# START OF DATASET RECORDS

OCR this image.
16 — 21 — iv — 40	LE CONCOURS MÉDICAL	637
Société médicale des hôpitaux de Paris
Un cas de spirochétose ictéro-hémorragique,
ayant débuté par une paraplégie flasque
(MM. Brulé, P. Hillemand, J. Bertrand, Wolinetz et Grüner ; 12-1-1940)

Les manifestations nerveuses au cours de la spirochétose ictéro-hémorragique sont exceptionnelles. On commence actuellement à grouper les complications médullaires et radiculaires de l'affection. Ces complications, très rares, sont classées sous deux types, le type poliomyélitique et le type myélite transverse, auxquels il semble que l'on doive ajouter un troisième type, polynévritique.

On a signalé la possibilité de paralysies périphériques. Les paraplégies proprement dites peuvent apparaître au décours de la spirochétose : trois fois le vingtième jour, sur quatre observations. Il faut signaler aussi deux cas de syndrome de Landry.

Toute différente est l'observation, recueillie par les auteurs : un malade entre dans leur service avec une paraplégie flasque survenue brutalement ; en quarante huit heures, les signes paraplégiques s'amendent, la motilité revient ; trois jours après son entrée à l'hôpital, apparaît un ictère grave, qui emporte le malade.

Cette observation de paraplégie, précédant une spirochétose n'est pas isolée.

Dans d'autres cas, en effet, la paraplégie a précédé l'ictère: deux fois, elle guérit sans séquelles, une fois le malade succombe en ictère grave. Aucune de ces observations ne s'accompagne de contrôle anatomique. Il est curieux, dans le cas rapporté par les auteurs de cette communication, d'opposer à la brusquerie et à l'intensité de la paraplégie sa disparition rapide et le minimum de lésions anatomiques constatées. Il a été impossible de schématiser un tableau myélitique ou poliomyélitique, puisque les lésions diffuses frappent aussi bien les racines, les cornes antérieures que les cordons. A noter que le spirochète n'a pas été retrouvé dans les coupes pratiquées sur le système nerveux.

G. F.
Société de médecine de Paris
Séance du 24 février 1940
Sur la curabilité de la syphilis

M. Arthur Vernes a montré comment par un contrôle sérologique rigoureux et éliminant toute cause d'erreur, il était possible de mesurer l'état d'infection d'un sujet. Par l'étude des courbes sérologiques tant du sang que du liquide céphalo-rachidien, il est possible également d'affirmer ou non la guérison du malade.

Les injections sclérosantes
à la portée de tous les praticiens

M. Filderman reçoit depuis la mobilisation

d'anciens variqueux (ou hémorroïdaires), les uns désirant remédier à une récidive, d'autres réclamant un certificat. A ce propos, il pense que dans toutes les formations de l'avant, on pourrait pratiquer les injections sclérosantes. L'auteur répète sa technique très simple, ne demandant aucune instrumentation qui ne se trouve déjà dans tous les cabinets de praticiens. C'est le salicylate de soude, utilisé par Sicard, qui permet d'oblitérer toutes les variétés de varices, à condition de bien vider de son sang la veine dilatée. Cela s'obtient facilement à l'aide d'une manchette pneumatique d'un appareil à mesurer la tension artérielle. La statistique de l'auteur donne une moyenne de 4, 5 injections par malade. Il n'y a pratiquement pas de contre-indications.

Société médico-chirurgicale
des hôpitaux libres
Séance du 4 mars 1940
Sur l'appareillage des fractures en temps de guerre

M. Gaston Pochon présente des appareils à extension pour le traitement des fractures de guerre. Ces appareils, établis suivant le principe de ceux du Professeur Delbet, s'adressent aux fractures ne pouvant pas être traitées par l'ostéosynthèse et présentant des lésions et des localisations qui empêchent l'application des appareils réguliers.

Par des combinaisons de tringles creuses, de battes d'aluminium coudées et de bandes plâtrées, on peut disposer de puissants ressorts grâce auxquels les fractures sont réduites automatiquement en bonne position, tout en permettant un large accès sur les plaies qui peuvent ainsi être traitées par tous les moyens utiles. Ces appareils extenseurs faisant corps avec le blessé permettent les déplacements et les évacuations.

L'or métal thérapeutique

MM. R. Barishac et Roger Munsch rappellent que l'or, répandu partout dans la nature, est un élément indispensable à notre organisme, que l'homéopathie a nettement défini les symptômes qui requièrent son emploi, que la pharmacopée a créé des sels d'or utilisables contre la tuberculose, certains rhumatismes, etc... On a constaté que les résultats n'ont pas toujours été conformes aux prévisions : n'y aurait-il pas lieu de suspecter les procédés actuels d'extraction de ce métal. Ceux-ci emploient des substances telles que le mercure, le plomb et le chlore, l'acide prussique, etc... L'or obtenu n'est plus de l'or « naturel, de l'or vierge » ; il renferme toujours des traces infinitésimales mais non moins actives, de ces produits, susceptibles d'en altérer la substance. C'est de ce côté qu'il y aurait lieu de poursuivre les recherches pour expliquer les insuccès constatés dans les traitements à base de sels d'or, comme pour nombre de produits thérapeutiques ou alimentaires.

# END OF DATASET RECORDS

> _WORK TO COMPLETE_: Tally the lines of the listing in which the word "peuvent" occurs, and state the total alone.

> _ANSWER_: 2